▸ **WHAT TO PRODUCE**:
Which lines in the records below mention the word "Guanidine"? Copy each one out.

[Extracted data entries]
_ _ _ _ _ _ _

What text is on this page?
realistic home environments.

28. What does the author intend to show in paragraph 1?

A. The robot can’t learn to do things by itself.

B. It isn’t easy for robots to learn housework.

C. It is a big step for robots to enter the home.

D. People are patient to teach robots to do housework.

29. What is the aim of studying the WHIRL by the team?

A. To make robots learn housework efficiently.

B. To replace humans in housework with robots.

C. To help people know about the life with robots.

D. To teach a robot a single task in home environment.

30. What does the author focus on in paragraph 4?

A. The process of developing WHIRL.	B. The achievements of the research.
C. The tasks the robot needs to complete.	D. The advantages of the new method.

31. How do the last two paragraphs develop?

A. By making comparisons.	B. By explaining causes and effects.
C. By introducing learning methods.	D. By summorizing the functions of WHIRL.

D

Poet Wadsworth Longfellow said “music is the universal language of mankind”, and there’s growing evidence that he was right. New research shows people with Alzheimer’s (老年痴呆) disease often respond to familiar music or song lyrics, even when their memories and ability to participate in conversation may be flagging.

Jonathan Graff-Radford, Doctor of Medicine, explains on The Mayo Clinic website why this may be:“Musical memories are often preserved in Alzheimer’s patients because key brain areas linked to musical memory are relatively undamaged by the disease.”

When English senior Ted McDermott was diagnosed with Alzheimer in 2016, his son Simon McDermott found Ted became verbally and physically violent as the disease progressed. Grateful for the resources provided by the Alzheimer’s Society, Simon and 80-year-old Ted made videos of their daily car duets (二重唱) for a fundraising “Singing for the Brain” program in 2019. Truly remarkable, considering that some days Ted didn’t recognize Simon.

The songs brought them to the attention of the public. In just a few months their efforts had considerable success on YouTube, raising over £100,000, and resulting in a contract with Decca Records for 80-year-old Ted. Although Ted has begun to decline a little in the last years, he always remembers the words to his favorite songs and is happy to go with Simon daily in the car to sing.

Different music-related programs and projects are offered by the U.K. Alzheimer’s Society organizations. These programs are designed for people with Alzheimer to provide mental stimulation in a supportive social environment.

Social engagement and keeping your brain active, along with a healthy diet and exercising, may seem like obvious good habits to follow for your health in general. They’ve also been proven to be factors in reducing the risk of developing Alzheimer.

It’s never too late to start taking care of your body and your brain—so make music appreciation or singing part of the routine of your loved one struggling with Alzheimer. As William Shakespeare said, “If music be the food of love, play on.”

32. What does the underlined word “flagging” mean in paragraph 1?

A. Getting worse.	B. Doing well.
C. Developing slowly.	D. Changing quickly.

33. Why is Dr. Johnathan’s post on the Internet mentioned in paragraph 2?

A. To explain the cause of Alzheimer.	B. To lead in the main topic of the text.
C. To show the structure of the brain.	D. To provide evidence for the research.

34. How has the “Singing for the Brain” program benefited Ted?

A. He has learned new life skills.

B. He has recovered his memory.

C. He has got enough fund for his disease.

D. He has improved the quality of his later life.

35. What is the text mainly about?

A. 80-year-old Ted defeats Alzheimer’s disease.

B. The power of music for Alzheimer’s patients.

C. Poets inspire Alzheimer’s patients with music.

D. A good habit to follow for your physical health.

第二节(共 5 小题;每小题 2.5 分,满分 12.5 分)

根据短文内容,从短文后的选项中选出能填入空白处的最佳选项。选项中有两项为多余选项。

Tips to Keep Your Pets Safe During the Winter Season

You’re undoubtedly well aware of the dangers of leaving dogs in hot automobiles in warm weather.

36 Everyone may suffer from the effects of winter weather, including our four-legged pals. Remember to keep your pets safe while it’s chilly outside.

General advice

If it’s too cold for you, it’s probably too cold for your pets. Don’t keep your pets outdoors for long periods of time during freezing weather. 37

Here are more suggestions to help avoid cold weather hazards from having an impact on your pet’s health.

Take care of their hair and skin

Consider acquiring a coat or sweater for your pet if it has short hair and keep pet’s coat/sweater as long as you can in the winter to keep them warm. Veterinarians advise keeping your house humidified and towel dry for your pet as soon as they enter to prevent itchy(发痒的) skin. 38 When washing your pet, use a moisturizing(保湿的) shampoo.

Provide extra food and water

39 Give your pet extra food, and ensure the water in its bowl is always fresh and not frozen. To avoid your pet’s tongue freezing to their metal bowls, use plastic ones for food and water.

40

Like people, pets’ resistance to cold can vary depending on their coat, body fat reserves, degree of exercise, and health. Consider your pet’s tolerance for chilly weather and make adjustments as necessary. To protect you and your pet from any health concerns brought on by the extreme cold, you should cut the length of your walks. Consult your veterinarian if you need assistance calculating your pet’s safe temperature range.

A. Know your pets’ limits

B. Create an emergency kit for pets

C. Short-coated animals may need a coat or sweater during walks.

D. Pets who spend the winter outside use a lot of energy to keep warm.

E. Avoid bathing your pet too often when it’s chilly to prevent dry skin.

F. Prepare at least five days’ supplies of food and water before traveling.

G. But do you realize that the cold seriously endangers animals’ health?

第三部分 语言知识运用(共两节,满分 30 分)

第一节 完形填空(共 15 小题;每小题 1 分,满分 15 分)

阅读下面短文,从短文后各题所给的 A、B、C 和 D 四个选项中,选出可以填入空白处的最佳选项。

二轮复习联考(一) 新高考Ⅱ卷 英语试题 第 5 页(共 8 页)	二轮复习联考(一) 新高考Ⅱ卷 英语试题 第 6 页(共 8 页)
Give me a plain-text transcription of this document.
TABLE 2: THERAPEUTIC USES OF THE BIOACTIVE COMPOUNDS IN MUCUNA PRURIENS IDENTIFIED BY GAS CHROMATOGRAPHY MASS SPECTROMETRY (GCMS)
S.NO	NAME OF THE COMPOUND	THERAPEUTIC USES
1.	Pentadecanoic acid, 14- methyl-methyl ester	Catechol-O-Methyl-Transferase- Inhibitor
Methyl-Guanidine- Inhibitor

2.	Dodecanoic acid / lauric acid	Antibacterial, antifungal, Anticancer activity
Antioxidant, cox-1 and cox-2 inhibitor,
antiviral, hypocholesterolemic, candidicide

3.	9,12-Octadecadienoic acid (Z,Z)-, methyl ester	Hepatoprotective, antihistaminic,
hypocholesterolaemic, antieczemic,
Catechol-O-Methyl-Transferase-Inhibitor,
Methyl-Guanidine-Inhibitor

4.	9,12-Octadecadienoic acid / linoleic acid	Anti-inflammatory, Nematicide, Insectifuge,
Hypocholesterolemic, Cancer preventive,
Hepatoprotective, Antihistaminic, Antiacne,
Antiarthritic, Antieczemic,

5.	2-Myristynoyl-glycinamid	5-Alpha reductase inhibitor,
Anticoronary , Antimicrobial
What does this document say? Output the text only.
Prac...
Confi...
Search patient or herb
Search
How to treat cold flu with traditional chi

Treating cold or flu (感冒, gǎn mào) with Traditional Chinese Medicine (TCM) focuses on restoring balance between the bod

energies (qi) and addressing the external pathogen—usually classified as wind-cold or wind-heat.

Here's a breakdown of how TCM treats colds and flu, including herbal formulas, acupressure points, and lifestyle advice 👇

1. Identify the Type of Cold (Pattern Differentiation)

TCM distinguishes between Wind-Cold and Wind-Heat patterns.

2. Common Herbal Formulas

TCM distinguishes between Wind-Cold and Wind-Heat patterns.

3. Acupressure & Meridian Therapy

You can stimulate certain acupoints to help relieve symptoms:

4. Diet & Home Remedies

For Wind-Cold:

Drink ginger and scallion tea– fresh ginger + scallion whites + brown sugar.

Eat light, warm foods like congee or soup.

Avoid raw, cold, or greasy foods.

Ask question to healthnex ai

_ _ _ _ _ _ _

▸ **REPLY TO THE TASK**:
Methyl-Guanidine- Inhibitor
Methyl-Guanidine-Inhibitor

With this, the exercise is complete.